- What you should do: Records follow. Copy every line with "this".
┌──
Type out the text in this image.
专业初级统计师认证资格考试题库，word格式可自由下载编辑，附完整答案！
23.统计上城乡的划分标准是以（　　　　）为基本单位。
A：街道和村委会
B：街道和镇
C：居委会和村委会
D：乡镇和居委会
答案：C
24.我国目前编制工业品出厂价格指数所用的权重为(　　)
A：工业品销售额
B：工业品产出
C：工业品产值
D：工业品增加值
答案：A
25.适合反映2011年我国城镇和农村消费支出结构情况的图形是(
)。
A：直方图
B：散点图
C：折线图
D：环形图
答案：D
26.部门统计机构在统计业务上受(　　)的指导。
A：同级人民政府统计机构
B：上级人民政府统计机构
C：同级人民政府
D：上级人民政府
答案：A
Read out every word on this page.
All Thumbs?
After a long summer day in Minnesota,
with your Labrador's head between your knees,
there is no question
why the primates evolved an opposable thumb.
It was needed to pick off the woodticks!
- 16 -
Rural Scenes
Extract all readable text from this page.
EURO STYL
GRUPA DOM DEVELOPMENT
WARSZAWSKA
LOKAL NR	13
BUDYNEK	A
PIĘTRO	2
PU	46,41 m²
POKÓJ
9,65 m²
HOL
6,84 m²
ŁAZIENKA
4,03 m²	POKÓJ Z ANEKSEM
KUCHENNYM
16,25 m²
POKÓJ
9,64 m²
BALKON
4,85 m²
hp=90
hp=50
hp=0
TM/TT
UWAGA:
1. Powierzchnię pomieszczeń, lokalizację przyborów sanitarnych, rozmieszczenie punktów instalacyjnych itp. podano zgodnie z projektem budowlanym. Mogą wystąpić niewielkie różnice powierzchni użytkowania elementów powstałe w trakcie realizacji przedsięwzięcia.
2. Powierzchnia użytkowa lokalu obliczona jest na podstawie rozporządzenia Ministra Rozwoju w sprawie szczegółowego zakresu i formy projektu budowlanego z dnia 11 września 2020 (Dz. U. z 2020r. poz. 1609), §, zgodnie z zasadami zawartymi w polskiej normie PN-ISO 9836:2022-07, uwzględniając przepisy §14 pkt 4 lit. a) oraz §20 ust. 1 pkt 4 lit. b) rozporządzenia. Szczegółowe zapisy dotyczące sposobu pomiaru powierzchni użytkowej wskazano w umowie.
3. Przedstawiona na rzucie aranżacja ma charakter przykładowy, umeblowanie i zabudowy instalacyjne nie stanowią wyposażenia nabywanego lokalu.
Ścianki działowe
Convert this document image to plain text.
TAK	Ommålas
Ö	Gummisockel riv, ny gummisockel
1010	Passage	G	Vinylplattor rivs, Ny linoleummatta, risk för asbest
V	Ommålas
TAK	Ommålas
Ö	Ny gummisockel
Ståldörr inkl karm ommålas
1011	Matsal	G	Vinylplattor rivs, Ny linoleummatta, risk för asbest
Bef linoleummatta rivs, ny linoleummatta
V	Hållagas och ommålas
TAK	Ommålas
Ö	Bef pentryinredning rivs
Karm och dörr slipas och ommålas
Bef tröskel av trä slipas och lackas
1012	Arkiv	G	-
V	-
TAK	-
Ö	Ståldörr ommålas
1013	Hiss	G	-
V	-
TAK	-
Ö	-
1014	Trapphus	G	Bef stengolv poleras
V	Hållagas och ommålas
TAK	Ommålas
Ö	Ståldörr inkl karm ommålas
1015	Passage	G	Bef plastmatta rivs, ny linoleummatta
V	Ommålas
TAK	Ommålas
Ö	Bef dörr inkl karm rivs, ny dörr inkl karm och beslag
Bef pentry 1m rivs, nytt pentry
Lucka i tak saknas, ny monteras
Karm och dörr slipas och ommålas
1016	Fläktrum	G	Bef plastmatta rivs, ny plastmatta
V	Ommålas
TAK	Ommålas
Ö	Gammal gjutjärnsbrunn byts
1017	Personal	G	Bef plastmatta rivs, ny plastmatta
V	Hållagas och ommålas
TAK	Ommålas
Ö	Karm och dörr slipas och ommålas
└──
- Exercise output:
Type out the text in this image.
Read out every word on this page.
Extract all readable text from this page.
Convert this document image to plain text.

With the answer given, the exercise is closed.